- WHAT YOU ARE ASKED TO DO
Resume the passage on writeback of split THP folios and their rotation to the LRU tail, picking up after its last line.

I am sorry for any confusion.

If THP is split, filioN1, filioN2, filioN3, ...filioN512 are committed
to writeback one by one. it assumed that filioN1,
filioN2,filioN3,...filioN512 are completed in order.

Orignal:
folioN512<->folioN511<->...filioN1<->folio1<->folio2...<->folioN-1

filioN1 is finished, filioN1 is rotated to the tail of LRU:
folioN512<->folioN511<->...filioN2<->folio1<->folio2...<->folioN-1<->folioN1

filioN2 is finished:
folioN512<->folioN511<->...filioN3<->folio1<->folio2...<->folioN-1<->folioN1<->folioN2

filioN3 is finished:
folioN512<->folioN511<->...filioN4<->folio1<->folio2...<->folioN-1<->folioN1<->folioN2<->filioN3

...

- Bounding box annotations

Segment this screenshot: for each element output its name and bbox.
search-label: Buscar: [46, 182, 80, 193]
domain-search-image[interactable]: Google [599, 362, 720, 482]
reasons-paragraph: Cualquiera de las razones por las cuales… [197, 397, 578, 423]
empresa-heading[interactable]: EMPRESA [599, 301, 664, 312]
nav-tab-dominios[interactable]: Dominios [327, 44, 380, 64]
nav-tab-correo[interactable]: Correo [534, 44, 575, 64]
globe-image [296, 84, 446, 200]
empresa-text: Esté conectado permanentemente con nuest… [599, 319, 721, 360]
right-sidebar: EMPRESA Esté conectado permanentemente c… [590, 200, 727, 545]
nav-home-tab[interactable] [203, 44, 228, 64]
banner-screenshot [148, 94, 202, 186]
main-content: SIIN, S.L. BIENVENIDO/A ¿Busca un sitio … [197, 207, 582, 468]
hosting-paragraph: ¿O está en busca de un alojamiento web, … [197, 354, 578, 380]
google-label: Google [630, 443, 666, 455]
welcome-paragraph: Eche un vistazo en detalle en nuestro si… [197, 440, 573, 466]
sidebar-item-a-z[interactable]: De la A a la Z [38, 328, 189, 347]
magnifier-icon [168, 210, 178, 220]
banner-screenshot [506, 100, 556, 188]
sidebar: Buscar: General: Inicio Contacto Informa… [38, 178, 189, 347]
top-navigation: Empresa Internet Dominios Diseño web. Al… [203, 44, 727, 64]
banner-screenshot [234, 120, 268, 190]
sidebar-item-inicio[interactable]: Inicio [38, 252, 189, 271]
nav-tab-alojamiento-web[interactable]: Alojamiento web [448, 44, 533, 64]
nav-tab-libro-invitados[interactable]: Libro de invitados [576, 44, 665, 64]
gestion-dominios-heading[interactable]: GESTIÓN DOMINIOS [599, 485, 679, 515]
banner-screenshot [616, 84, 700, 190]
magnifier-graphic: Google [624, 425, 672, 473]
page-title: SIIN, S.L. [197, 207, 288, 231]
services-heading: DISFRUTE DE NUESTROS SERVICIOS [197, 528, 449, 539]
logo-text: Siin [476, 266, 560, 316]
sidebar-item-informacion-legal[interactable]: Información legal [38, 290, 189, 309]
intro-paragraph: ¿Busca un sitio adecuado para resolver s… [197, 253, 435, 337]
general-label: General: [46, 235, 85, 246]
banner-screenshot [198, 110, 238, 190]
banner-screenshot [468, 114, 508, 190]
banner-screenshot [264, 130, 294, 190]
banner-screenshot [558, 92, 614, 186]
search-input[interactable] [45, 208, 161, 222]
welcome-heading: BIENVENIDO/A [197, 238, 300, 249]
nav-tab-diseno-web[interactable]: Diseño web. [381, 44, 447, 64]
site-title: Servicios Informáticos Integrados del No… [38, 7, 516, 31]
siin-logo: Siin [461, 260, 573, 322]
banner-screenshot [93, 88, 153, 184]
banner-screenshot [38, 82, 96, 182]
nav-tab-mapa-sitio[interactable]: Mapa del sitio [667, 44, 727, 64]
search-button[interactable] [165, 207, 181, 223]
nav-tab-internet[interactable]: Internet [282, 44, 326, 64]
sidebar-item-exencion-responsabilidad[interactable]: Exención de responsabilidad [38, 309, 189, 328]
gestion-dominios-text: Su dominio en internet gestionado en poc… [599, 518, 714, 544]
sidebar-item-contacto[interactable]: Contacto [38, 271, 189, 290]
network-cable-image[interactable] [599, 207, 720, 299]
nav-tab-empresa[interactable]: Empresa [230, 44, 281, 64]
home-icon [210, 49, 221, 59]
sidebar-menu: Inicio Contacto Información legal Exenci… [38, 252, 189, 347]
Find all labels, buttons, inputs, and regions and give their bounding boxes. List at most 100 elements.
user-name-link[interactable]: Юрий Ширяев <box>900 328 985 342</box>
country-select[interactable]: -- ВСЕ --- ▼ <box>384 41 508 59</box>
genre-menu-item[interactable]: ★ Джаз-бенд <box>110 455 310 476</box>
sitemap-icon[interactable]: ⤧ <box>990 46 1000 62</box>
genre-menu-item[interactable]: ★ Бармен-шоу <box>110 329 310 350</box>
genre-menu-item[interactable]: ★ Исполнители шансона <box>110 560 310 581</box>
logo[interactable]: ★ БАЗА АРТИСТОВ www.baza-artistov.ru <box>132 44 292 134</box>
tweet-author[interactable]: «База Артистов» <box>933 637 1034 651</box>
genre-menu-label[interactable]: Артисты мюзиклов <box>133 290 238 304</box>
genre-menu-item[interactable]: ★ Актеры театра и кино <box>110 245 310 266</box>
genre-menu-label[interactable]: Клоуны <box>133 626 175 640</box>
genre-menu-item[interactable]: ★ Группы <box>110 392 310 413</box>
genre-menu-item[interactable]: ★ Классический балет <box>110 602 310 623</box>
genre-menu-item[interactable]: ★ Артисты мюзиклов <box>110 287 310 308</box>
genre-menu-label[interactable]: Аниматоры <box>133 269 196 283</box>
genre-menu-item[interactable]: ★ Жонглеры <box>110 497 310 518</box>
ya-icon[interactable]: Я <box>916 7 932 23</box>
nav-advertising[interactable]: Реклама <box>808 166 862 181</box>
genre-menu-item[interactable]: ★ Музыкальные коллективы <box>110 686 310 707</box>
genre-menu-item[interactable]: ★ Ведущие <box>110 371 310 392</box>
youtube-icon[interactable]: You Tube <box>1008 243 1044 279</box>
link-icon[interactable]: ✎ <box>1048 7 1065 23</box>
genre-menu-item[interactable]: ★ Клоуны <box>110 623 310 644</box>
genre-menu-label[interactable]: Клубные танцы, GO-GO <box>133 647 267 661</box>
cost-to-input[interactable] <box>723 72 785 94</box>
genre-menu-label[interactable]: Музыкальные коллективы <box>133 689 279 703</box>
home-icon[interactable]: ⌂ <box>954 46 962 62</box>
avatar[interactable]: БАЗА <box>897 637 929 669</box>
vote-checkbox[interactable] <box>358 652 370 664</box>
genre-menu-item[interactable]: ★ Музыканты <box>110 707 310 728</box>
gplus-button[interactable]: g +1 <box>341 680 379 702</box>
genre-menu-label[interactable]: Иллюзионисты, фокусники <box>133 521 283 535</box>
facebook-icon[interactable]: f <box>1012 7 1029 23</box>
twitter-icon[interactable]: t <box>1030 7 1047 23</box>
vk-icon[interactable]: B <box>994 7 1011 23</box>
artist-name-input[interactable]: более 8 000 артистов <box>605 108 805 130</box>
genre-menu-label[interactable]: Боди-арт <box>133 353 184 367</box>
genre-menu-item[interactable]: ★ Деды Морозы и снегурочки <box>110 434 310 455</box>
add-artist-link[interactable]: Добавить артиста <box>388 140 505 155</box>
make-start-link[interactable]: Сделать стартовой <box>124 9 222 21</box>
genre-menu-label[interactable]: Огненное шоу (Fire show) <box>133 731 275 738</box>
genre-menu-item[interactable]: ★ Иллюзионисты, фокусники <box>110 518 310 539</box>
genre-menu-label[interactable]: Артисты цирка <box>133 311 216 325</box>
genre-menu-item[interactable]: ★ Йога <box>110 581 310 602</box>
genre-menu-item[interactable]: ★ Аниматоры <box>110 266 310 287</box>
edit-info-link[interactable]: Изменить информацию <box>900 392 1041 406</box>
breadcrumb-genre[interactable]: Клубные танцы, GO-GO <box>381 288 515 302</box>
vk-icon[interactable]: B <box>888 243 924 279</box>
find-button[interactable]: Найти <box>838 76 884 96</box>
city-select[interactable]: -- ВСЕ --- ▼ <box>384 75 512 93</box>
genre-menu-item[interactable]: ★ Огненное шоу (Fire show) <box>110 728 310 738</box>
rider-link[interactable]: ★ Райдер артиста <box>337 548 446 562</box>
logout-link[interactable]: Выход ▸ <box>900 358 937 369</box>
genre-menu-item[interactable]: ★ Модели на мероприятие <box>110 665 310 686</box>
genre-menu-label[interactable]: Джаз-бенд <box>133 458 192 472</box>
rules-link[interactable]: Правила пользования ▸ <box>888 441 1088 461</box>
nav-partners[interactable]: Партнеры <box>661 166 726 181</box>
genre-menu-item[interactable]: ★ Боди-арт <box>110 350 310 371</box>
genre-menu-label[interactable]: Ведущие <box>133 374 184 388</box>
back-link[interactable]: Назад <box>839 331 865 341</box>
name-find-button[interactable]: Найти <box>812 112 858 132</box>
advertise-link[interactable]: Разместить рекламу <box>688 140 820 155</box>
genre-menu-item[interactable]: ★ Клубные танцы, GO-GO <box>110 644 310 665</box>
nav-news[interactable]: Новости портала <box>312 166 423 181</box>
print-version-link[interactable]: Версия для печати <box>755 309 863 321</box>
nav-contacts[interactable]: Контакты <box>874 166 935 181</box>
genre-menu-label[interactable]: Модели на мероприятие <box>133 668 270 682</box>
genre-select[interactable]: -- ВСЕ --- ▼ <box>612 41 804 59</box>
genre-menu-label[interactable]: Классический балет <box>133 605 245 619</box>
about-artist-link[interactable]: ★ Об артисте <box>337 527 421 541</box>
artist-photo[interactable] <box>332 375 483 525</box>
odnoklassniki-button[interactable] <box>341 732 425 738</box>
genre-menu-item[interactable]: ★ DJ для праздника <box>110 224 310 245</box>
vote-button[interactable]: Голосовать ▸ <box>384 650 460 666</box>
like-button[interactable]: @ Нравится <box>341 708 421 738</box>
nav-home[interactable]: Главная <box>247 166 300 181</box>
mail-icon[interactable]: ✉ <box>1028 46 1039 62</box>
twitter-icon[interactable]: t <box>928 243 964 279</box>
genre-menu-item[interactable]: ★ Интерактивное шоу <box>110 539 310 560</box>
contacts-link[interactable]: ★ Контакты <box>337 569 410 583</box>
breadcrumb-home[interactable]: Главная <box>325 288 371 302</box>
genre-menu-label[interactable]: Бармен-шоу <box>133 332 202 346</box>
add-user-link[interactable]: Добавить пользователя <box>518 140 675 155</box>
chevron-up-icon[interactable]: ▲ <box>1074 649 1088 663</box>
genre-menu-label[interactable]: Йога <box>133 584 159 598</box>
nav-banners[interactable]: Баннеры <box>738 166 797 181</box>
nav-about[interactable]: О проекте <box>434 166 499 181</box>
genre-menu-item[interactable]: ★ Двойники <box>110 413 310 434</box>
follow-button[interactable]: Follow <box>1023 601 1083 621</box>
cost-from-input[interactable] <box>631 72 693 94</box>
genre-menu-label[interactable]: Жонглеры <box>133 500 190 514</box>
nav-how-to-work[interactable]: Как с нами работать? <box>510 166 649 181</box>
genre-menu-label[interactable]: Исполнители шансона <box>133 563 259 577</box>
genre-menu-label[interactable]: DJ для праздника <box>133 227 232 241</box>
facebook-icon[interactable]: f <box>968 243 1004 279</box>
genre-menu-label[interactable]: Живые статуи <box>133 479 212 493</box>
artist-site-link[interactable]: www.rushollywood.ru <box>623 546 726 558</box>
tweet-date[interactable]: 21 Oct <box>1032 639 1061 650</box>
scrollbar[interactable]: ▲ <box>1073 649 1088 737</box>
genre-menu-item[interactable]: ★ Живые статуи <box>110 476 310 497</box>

- TASK OUTPUT
filioN512 is finished:
folio1<->folio2<->...<->folioN-1<->filioN1<->...folioN511<->folioN512

When the filios are finished, the LRU might just like this:
folio1<->folio2<->...<->folioN-1<->filioN1<->...folioN511<->folioN512

> btw, writeback isn't always async. it could be sync for zram and sync_io
> swap. in that case, your patch might change the order of LRU. i mean,
> for example, while a mTHP becomes cold, we always reclaim all of them,
> but not part of them and put back part of small folios to the head of lru.
> 

Yes, This can be changed.
Although it may put back part of small folios to the head of lru, it can
return in time from shrink_folio_list without causing much additional I/O.

If you have understood this issue, do you have any suggestions to fix
it? My patch may not be a perfect way to fix this issue.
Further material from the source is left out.